Extracted records:
^^^^^^^^
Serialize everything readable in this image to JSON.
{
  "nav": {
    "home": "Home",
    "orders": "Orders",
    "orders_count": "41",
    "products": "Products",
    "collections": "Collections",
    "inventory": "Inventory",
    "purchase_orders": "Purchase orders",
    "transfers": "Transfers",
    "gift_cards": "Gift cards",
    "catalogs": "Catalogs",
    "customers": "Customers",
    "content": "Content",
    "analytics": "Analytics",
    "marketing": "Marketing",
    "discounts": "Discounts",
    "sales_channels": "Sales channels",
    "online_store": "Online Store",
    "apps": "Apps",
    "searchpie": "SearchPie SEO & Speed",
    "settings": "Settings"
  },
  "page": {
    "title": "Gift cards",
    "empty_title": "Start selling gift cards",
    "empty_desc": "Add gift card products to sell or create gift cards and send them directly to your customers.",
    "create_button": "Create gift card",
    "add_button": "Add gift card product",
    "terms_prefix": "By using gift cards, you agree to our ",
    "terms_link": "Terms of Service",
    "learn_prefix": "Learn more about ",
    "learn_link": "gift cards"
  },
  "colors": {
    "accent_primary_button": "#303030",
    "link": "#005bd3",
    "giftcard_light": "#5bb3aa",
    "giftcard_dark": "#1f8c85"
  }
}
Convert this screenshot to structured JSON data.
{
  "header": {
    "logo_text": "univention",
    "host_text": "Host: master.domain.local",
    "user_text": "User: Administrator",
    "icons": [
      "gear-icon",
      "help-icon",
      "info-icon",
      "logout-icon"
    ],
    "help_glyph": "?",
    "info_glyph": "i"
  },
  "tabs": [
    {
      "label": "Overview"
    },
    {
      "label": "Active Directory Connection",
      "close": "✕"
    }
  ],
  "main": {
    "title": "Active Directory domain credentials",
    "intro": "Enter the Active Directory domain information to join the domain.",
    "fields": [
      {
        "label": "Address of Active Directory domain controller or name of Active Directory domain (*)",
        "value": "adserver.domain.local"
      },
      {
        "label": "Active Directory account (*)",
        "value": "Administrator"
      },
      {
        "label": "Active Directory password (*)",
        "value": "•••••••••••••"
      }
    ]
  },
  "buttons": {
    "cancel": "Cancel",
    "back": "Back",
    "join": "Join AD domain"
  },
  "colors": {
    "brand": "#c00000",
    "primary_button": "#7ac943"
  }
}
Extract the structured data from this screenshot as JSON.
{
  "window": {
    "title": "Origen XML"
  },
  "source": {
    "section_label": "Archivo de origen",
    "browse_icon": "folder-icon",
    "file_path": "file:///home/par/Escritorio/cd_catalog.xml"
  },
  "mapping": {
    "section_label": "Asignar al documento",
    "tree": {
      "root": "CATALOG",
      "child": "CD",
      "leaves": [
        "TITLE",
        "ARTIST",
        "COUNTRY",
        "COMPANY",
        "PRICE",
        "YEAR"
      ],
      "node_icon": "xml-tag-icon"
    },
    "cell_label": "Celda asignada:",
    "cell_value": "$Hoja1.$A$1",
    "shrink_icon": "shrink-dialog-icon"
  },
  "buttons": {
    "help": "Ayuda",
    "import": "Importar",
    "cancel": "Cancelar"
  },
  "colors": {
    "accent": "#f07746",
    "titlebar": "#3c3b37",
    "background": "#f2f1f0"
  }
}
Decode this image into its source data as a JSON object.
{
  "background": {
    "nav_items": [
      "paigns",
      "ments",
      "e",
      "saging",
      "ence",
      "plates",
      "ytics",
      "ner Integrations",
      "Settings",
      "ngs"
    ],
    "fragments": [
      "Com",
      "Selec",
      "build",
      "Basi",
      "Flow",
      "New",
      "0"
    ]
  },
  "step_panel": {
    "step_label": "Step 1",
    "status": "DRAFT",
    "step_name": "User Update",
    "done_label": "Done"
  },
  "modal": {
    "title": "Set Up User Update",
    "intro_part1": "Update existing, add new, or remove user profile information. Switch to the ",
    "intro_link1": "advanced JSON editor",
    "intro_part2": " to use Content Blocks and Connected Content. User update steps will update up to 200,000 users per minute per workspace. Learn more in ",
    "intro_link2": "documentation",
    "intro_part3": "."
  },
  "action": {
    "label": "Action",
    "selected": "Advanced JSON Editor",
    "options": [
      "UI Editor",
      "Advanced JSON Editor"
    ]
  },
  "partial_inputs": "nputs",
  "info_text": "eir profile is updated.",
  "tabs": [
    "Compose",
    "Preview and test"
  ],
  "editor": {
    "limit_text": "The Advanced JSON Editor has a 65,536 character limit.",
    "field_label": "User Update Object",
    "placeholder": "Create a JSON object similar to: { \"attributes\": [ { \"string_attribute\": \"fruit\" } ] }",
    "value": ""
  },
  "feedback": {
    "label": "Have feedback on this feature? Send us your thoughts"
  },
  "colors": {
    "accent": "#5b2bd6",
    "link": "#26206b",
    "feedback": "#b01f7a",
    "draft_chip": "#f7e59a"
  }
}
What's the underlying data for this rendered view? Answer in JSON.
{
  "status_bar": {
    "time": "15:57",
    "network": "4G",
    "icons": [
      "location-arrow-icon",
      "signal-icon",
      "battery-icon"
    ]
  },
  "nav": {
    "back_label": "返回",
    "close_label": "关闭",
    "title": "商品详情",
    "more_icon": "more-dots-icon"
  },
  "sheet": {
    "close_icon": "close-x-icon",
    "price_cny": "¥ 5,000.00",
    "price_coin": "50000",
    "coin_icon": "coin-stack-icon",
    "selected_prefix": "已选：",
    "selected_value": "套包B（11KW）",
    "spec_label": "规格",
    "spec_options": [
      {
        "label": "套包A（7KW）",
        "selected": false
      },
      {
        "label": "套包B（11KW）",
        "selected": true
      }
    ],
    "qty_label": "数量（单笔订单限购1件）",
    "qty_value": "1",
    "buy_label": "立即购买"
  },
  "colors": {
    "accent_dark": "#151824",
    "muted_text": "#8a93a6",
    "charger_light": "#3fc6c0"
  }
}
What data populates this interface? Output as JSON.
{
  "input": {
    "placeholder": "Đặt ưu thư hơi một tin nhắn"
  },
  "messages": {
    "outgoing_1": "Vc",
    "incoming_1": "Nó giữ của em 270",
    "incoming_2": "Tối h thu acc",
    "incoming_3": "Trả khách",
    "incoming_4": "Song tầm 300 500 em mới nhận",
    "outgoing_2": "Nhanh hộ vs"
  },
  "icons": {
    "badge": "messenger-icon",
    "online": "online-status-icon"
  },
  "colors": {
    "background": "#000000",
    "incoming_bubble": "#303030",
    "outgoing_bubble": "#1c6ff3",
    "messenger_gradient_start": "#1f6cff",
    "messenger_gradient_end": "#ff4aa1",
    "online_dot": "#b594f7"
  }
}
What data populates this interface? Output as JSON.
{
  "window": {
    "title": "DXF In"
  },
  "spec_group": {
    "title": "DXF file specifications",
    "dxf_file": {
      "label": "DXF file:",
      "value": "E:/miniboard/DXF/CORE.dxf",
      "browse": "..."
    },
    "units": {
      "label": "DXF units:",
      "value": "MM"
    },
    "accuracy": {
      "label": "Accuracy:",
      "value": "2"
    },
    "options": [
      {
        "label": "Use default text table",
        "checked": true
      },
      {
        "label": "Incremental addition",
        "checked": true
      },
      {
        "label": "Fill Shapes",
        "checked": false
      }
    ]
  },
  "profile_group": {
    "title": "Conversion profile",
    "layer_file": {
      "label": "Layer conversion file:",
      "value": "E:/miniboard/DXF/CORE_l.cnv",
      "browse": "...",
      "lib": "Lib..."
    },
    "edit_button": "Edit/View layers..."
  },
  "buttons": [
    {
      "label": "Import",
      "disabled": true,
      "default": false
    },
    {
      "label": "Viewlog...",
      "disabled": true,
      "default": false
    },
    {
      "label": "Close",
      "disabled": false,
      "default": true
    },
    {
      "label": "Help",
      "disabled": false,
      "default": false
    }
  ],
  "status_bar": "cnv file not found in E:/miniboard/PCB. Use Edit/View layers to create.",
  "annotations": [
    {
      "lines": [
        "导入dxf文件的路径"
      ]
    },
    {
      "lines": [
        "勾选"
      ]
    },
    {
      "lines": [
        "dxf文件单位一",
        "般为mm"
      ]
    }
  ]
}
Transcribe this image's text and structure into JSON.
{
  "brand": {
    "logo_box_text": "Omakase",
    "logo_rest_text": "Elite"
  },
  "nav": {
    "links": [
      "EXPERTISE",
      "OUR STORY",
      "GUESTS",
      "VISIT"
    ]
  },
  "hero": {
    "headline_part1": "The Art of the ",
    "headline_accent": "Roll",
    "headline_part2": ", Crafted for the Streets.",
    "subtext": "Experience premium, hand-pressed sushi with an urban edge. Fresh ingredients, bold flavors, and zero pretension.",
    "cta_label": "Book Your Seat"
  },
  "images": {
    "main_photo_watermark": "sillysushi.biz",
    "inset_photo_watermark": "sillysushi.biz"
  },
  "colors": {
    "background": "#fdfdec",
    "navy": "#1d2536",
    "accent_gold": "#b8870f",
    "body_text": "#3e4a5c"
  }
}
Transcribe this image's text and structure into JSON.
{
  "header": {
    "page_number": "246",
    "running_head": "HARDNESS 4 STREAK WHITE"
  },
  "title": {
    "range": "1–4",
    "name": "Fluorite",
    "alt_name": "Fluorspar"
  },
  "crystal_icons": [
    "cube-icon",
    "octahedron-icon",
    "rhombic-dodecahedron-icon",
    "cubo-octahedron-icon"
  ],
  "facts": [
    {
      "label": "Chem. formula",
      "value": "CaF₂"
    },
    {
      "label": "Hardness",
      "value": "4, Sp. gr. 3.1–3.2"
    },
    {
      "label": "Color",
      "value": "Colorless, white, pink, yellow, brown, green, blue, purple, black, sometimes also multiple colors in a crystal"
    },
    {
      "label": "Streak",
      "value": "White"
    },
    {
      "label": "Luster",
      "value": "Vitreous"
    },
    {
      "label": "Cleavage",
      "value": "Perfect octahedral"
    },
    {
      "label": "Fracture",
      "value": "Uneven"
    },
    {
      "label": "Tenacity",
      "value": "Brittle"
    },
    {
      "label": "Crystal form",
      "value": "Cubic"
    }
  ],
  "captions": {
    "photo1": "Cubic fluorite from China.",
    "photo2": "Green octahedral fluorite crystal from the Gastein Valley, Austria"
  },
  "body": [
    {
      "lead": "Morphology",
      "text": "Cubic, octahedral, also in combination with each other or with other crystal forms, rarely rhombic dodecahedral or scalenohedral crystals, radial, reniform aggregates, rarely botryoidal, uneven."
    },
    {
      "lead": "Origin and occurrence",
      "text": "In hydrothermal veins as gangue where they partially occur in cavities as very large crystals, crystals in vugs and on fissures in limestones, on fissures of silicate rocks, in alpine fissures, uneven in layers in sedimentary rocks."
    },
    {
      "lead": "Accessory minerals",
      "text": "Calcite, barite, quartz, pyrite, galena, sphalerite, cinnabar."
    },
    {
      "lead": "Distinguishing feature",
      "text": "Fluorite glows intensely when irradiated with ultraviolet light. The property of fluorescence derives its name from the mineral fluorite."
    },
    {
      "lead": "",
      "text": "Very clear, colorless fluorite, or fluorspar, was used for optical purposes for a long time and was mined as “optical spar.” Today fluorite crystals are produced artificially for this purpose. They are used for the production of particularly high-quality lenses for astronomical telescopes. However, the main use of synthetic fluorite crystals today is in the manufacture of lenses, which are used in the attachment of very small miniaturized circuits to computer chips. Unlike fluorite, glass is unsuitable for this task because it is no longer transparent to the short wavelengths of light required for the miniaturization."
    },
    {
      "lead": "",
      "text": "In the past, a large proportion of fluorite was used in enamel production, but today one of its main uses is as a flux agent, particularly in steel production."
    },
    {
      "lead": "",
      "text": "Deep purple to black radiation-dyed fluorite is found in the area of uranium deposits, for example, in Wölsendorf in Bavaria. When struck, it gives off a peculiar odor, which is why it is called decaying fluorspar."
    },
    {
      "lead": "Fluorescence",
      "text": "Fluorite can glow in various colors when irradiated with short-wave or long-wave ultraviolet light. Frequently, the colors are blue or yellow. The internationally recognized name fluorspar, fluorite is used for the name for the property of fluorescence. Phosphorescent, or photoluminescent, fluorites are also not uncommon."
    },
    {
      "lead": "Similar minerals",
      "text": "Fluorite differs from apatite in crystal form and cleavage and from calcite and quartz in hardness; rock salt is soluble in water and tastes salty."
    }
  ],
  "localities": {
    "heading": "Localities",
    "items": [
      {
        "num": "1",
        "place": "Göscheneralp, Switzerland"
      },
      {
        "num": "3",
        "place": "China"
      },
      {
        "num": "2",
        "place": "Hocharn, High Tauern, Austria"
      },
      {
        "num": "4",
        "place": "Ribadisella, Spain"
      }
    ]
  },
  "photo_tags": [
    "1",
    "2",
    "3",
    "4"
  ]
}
^^^^^^^^
● Exercise prompt
Where a line contains the string "home", extract that line.

● Written answer
    "home": "Home",
    "file_path": "file:///home/par/Escritorio/cd_catalog.xml"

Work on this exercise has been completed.